### Problem to solve
Every record should be copied exactly, except that pictures are to be omitted.

### Given records

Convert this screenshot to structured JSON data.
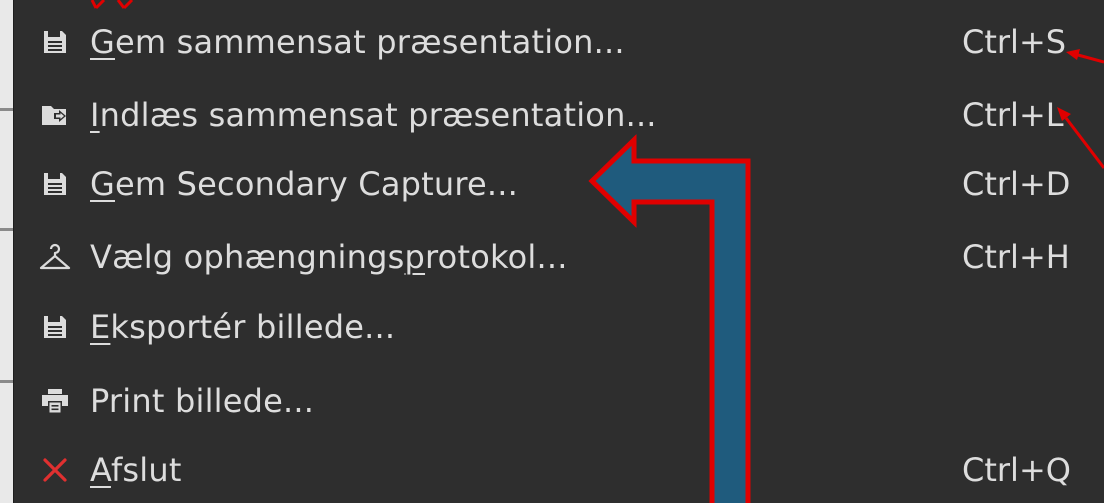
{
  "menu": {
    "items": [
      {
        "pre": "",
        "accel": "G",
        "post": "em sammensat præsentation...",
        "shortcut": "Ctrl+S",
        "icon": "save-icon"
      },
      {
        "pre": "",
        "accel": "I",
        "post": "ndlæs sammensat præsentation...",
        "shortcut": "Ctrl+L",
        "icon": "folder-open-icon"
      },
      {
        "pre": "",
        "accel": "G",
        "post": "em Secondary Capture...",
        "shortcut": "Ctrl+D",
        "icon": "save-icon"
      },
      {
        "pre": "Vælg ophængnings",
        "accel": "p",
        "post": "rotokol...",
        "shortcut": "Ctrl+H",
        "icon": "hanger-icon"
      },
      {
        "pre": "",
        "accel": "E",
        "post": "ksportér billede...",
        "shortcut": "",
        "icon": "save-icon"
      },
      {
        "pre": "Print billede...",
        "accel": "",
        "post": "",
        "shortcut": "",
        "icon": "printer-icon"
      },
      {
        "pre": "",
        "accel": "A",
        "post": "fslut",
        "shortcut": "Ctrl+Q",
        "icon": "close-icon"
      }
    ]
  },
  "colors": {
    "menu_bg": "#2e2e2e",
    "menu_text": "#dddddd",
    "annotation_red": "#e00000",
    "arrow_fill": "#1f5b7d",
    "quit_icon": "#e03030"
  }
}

### The completed task
Convert this screenshot to structured JSON data.
{
  "menu": {
    "items": [
      {
        "pre": "",
        "accel": "G",
        "post": "em sammensat præsentation...",
        "shortcut": "Ctrl+S",
        "icon": "save-icon"
      },
      {
        "pre": "",
        "accel": "I",
        "post": "ndlæs sammensat præsentation...",
        "shortcut": "Ctrl+L",
        "icon": "folder-open-icon"
      },
      {
        "pre": "",
        "accel": "G",
        "post": "em Secondary Capture...",
        "shortcut": "Ctrl+D",
        "icon": "save-icon"
      },
      {
        "pre": "Vælg ophængnings",
        "accel": "p",
        "post": "rotokol...",
        "shortcut": "Ctrl+H",
        "icon": "hanger-icon"
      },
      {
        "pre": "",
        "accel": "E",
        "post": "ksportér billede...",
        "shortcut": "",
        "icon": "save-icon"
      },
      {
        "pre": "Print billede...",
        "accel": "",
        "post": "",
        "shortcut": "",
        "icon": "printer-icon"
      },
      {
        "pre": "",
        "accel": "A",
        "post": "fslut",
        "shortcut": "Ctrl+Q",
        "icon": "close-icon"
      }
    ]
  },
  "colors": {
    "menu_bg": "#2e2e2e",
    "menu_text": "#dddddd",
    "annotation_red": "#e00000",
    "arrow_fill": "#1f5b7d",
    "quit_icon": "#e03030"
  }
}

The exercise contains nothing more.